▸ Objective
The listing beneath should be written out in full, exactly as shown.

--- Start Data excerpts ---

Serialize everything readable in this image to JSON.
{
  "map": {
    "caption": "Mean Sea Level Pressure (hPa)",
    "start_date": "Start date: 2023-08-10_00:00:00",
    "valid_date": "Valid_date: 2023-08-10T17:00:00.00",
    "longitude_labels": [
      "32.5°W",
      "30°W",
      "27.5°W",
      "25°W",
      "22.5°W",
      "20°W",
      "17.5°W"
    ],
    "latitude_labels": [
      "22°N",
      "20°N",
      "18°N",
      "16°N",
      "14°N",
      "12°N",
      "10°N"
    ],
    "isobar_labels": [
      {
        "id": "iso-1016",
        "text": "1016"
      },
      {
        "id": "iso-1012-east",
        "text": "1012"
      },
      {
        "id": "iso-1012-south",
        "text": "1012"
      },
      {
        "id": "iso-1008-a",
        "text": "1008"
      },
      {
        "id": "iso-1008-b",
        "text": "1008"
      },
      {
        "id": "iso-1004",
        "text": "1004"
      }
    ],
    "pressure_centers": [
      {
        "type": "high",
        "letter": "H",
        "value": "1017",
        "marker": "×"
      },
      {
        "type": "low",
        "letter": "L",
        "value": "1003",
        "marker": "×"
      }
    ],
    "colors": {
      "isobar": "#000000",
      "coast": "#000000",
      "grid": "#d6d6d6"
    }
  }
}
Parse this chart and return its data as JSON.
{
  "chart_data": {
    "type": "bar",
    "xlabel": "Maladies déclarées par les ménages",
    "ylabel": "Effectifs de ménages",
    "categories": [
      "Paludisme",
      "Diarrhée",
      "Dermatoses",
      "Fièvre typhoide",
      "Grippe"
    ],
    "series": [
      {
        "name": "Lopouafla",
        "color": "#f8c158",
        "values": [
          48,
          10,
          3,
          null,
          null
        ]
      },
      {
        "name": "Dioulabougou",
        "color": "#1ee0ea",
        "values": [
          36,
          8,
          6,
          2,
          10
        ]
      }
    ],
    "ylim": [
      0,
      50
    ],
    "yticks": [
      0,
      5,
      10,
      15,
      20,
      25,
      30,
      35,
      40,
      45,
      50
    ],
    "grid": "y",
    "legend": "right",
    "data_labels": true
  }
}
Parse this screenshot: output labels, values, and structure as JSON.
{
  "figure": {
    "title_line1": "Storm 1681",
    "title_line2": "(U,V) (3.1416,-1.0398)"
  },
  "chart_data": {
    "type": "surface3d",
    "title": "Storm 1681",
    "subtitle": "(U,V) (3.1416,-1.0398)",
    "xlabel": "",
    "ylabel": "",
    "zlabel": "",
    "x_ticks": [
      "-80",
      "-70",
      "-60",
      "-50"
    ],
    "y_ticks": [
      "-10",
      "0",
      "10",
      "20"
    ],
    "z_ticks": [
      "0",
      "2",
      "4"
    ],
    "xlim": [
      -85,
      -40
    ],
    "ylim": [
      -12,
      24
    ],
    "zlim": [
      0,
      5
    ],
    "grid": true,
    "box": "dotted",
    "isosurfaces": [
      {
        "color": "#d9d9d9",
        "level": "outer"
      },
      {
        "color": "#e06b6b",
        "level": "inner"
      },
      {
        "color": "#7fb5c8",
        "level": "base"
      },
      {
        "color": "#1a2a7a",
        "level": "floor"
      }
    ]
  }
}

--- End Data excerpts ---

▸ Correct output
Serialize everything readable in this image to JSON.
{
  "map": {
    "caption": "Mean Sea Level Pressure (hPa)",
    "start_date": "Start date: 2023-08-10_00:00:00",
    "valid_date": "Valid_date: 2023-08-10T17:00:00.00",
    "longitude_labels": [
      "32.5°W",
      "30°W",
      "27.5°W",
      "25°W",
      "22.5°W",
      "20°W",
      "17.5°W"
    ],
    "latitude_labels": [
      "22°N",
      "20°N",
      "18°N",
      "16°N",
      "14°N",
      "12°N",
      "10°N"
    ],
    "isobar_labels": [
      {
        "id": "iso-1016",
        "text": "1016"
      },
      {
        "id": "iso-1012-east",
        "text": "1012"
      },
      {
        "id": "iso-1012-south",
        "text": "1012"
      },
      {
        "id": "iso-1008-a",
        "text": "1008"
      },
      {
        "id": "iso-1008-b",
        "text": "1008"
      },
      {
        "id": "iso-1004",
        "text": "1004"
      }
    ],
    "pressure_centers": [
      {
        "type": "high",
        "letter": "H",
        "value": "1017",
        "marker": "×"
      },
      {
        "type": "low",
        "letter": "L",
        "value": "1003",
        "marker": "×"
      }
    ],
    "colors": {
      "isobar": "#000000",
      "coast": "#000000",
      "grid": "#d6d6d6"
    }
  }
}
Parse this chart and return its data as JSON.
{
  "chart_data": {
    "type": "bar",
    "xlabel": "Maladies déclarées par les ménages",
    "ylabel": "Effectifs de ménages",
    "categories": [
      "Paludisme",
      "Diarrhée",
      "Dermatoses",
      "Fièvre typhoide",
      "Grippe"
    ],
    "series": [
      {
        "name": "Lopouafla",
        "color": "#f8c158",
        "values": [
          48,
          10,
          3,
          null,
          null
        ]
      },
      {
        "name": "Dioulabougou",
        "color": "#1ee0ea",
        "values": [
          36,
          8,
          6,
          2,
          10
        ]
      }
    ],
    "ylim": [
      0,
      50
    ],
    "yticks": [
      0,
      5,
      10,
      15,
      20,
      25,
      30,
      35,
      40,
      45,
      50
    ],
    "grid": "y",
    "legend": "right",
    "data_labels": true
  }
}
Parse this screenshot: output labels, values, and structure as JSON.
{
  "figure": {
    "title_line1": "Storm 1681",
    "title_line2": "(U,V) (3.1416,-1.0398)"
  },
  "chart_data": {
    "type": "surface3d",
    "title": "Storm 1681",
    "subtitle": "(U,V) (3.1416,-1.0398)",
    "xlabel": "",
    "ylabel": "",
    "zlabel": "",
    "x_ticks": [
      "-80",
      "-70",
      "-60",
      "-50"
    ],
    "y_ticks": [
      "-10",
      "0",
      "10",
      "20"
    ],
    "z_ticks": [
      "0",
      "2",
      "4"
    ],
    "xlim": [
      -85,
      -40
    ],
    "ylim": [
      -12,
      24
    ],
    "zlim": [
      0,
      5
    ],
    "grid": true,
    "box": "dotted",
    "isosurfaces": [
      {
        "color": "#d9d9d9",
        "level": "outer"
      },
      {
        "color": "#e06b6b",
        "level": "inner"
      },
      {
        "color": "#7fb5c8",
        "level": "base"
      },
      {
        "color": "#1a2a7a",
        "level": "floor"
      }
    ]
  }
}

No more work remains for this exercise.